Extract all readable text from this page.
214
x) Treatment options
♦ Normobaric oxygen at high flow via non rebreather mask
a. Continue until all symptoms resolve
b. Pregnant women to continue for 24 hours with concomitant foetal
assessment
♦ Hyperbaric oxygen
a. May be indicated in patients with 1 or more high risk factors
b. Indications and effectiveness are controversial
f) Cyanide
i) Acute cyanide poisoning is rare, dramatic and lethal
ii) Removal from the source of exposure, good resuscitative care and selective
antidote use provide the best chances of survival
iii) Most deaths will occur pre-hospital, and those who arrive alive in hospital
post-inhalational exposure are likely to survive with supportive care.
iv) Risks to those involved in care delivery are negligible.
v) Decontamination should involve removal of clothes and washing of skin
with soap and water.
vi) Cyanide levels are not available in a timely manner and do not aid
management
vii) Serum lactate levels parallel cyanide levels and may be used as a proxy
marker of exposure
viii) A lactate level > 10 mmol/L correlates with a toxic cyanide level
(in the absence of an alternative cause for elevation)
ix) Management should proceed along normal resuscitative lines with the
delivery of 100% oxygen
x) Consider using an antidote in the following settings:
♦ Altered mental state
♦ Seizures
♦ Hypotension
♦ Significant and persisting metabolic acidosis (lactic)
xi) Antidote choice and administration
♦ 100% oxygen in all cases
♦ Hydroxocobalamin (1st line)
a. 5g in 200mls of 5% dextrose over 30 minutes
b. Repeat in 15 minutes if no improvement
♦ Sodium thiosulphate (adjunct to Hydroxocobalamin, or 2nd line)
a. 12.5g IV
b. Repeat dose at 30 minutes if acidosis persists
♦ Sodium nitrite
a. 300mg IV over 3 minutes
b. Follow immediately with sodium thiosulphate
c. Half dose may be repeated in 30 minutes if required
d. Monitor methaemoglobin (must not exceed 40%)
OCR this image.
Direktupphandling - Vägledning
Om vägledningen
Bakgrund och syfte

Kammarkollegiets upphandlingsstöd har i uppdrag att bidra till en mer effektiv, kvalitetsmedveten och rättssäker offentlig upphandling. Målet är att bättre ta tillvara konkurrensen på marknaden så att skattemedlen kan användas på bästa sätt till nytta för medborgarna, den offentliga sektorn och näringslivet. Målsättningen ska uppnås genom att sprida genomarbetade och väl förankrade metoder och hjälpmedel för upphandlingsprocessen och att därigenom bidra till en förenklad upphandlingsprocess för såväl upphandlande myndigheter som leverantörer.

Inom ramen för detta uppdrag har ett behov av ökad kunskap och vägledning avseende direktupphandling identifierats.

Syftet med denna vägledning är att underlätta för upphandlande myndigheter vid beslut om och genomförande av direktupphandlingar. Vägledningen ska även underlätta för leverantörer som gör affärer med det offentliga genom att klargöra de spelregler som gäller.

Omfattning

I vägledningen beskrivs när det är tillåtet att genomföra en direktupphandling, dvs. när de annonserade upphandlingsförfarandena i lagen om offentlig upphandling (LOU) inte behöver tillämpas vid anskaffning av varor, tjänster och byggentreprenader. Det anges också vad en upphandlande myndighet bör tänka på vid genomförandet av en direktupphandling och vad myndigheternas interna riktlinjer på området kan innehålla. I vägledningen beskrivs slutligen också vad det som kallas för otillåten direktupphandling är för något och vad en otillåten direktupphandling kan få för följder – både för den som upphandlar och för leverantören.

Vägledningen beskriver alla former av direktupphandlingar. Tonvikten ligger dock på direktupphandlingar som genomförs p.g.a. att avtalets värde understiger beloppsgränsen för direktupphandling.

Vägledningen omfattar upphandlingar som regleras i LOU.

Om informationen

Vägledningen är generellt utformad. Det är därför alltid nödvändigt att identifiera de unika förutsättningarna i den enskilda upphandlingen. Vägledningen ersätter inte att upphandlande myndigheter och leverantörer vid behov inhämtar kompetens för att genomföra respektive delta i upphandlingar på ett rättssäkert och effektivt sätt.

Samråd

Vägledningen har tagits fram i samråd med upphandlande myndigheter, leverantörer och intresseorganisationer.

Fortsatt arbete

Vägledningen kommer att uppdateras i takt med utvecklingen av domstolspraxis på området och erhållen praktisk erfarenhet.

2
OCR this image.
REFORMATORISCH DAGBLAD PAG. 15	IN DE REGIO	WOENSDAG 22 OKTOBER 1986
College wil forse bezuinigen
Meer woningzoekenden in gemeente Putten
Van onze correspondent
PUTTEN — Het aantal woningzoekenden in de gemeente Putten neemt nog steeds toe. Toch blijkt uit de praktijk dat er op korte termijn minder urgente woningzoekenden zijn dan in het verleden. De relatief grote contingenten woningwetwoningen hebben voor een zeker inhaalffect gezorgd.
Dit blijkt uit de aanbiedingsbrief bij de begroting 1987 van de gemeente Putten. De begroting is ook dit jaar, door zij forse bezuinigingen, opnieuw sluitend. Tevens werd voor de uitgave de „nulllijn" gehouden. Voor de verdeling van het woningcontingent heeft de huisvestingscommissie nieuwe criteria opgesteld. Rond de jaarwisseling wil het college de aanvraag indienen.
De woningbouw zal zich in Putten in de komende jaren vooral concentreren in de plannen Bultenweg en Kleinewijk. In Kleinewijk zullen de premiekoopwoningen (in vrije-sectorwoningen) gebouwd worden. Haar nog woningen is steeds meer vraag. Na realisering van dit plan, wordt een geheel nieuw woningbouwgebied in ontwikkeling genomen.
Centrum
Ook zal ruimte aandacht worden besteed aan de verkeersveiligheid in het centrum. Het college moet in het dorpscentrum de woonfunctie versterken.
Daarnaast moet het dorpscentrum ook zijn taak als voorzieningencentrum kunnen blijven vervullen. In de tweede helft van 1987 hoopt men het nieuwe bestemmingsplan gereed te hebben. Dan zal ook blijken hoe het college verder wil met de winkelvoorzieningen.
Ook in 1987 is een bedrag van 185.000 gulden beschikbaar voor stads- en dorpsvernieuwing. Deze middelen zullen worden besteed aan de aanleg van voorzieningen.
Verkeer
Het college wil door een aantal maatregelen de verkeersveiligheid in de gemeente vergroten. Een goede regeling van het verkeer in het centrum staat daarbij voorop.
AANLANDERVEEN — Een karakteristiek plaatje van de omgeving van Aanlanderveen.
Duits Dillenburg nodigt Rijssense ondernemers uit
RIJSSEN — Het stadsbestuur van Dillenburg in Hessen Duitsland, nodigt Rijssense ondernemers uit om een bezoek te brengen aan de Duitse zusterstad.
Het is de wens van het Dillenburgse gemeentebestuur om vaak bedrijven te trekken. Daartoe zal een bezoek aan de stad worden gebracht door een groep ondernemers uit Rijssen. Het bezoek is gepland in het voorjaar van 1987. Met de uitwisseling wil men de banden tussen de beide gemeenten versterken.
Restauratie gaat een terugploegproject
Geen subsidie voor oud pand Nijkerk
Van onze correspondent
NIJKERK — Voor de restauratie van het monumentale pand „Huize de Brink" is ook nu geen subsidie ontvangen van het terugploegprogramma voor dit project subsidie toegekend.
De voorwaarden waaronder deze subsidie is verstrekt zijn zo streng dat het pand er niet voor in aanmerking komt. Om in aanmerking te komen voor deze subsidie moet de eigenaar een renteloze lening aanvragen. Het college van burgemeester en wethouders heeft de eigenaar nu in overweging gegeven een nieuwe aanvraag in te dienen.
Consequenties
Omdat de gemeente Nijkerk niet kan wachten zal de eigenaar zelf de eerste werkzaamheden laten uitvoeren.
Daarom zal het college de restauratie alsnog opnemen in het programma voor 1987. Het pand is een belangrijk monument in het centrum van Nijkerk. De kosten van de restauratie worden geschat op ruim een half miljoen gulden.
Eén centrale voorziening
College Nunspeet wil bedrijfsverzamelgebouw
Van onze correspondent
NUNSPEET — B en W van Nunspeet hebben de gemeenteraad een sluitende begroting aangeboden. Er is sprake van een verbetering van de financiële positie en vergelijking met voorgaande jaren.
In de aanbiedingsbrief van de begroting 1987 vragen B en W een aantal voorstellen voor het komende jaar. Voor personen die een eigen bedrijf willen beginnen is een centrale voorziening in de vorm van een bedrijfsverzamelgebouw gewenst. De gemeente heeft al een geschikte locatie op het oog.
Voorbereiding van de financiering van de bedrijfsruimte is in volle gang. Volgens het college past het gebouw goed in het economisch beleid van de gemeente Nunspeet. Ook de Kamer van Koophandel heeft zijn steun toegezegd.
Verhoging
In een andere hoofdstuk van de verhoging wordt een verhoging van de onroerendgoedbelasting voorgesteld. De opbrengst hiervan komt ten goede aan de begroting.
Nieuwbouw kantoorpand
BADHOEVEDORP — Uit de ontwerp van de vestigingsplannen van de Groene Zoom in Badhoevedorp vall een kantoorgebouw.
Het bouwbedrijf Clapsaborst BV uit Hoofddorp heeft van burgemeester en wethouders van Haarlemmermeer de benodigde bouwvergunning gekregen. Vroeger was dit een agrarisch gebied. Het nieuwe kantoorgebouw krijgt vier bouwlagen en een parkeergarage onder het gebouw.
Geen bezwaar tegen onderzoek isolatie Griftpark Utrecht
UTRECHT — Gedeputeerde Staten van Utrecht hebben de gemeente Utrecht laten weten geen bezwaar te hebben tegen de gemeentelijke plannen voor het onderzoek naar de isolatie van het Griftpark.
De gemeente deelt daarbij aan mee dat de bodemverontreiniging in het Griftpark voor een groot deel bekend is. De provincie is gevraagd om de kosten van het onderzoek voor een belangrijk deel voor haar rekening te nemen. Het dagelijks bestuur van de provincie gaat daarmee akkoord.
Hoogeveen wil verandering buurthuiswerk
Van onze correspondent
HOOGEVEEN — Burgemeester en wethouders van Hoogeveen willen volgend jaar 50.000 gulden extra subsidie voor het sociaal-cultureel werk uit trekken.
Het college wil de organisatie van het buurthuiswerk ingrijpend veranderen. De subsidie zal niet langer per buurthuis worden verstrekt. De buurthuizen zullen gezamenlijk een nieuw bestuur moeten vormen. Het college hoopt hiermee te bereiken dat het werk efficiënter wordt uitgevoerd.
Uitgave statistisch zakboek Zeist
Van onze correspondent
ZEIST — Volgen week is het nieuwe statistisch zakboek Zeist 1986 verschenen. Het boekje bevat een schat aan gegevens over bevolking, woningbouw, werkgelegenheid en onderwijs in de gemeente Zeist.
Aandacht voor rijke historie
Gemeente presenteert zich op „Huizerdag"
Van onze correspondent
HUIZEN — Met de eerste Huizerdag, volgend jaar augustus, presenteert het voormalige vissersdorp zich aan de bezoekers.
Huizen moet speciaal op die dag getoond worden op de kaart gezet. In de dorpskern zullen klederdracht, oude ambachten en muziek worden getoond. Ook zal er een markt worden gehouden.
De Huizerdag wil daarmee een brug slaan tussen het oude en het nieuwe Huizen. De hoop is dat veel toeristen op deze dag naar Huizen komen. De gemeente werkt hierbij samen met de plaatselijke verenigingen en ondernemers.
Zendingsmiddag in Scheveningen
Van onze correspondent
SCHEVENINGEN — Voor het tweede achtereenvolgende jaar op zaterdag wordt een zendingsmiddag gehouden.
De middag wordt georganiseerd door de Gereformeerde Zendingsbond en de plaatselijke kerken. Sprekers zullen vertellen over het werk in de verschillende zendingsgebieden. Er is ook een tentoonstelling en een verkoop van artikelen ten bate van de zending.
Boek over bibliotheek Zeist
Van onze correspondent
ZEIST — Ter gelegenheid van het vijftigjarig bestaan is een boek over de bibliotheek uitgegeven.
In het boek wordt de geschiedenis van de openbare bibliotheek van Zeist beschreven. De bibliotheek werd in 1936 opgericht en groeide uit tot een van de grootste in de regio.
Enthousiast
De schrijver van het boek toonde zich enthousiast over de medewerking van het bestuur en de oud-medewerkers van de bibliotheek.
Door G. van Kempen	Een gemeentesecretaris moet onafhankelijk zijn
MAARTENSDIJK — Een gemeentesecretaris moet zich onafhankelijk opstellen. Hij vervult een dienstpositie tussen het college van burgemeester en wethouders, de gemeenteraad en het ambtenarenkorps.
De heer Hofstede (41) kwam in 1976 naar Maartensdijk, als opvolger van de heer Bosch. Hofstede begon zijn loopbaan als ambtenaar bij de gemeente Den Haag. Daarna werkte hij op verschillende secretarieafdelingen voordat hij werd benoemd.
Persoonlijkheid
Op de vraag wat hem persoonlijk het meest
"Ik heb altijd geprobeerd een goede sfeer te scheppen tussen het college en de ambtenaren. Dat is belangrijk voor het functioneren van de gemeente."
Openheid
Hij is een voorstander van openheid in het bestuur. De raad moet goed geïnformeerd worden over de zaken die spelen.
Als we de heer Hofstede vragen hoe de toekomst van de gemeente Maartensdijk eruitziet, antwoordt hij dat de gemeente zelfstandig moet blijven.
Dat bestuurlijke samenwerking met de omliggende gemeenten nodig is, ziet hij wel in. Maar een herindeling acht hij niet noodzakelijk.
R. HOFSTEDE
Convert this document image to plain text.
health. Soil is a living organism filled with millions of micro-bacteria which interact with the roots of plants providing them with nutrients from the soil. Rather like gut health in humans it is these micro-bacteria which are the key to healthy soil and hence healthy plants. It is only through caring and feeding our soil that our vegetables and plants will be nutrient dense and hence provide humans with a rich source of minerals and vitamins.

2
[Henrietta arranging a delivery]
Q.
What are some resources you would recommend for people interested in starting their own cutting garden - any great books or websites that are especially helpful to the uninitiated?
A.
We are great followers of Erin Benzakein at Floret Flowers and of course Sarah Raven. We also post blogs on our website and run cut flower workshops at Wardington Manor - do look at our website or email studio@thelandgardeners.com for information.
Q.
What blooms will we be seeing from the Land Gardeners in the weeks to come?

## Assigned task
Among the lines above, find the ones containing "willen" and copy them.

## Answer to this task
In de aanbiedingsbrief van de begroting 1987 vragen B en W een aantal voorstellen voor het komende jaar. Voor personen die een eigen bedrijf willen beginnen is een centrale voorziening in de vorm van een bedrijfsverzamelgebouw gewenst. De gemeente heeft al een geschikte locatie op het oog.
HOOGEVEEN — Burgemeester en wethouders van Hoogeveen willen volgend jaar 50.000 gulden extra subsidie voor het sociaal-cultureel werk uit trekken.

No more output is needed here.